**WHAT TO DO**
Quote all of the data exactly as given. Skip every picture it contains.

++++++++

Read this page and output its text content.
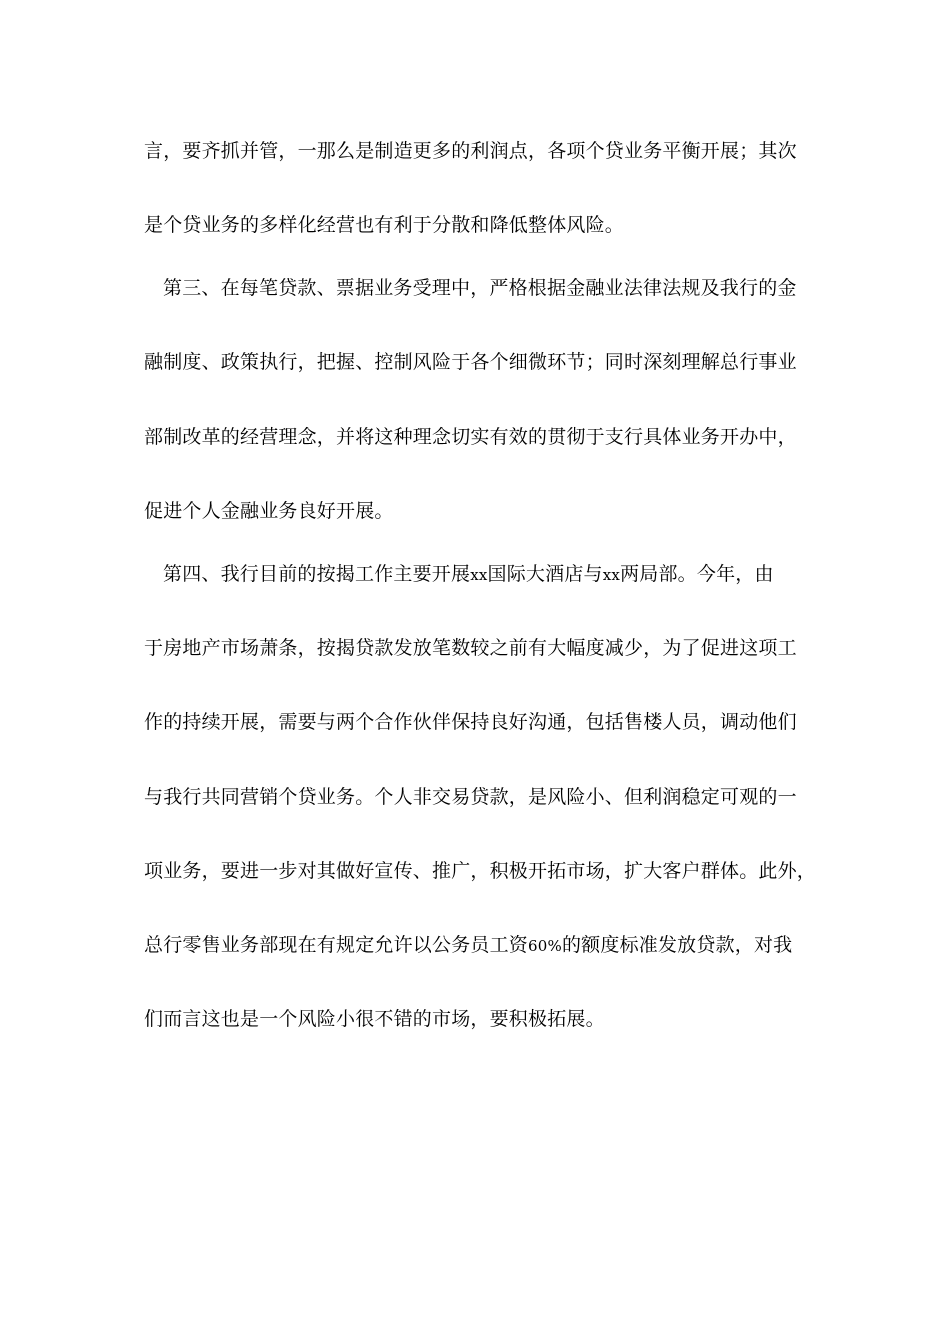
言，要齐抓并管，一那么是制造更多的利润点，各项个贷业务平衡开展；其次
是个贷业务的多样化经营也有利于分散和降低整体风险。
第三、在每笔贷款、票据业务受理中，严格根据金融业法律法规及我行的金
融制度、政策执行，把握、控制风险于各个细微环节；同时深刻理解总行事业
部制改革的经营理念，并将这种理念切实有效的贯彻于支行具体业务开办中，
促进个人金融业务良好开展。
第四、我行目前的按揭工作主要开展xx国际大酒店与xx两局部。今年，由
于房地产市场萧条，按揭贷款发放笔数较之前有大幅度减少，为了促进这项工
作的持续开展，需要与两个合作伙伴保持良好沟通，包括售楼人员，调动他们
与我行共同营销个贷业务。个人非交易贷款，是风险小、但利润稳定可观的一
项业务，要进一步对其做好宣传、推广，积极开拓市场，扩大客户群体。此外，
总行零售业务部现在有规定允许以公务员工资60%的额度标准发放贷款，对我
们而言这也是一个风险小很不错的市场，要积极拓展。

++++++++

**CORRECT RESULT**
Read this page and output its text content.
言，要齐抓并管，一那么是制造更多的利润点，各项个贷业务平衡开展；其次
是个贷业务的多样化经营也有利于分散和降低整体风险。
第三、在每笔贷款、票据业务受理中，严格根据金融业法律法规及我行的金
融制度、政策执行，把握、控制风险于各个细微环节；同时深刻理解总行事业
部制改革的经营理念，并将这种理念切实有效的贯彻于支行具体业务开办中，
促进个人金融业务良好开展。
第四、我行目前的按揭工作主要开展xx国际大酒店与xx两局部。今年，由
于房地产市场萧条，按揭贷款发放笔数较之前有大幅度减少，为了促进这项工
作的持续开展，需要与两个合作伙伴保持良好沟通，包括售楼人员，调动他们
与我行共同营销个贷业务。个人非交易贷款，是风险小、但利润稳定可观的一
项业务，要进一步对其做好宣传、推广，积极开拓市场，扩大客户群体。此外，
总行零售业务部现在有规定允许以公务员工资60%的额度标准发放贷款，对我
们而言这也是一个风险小很不错的市场，要积极拓展。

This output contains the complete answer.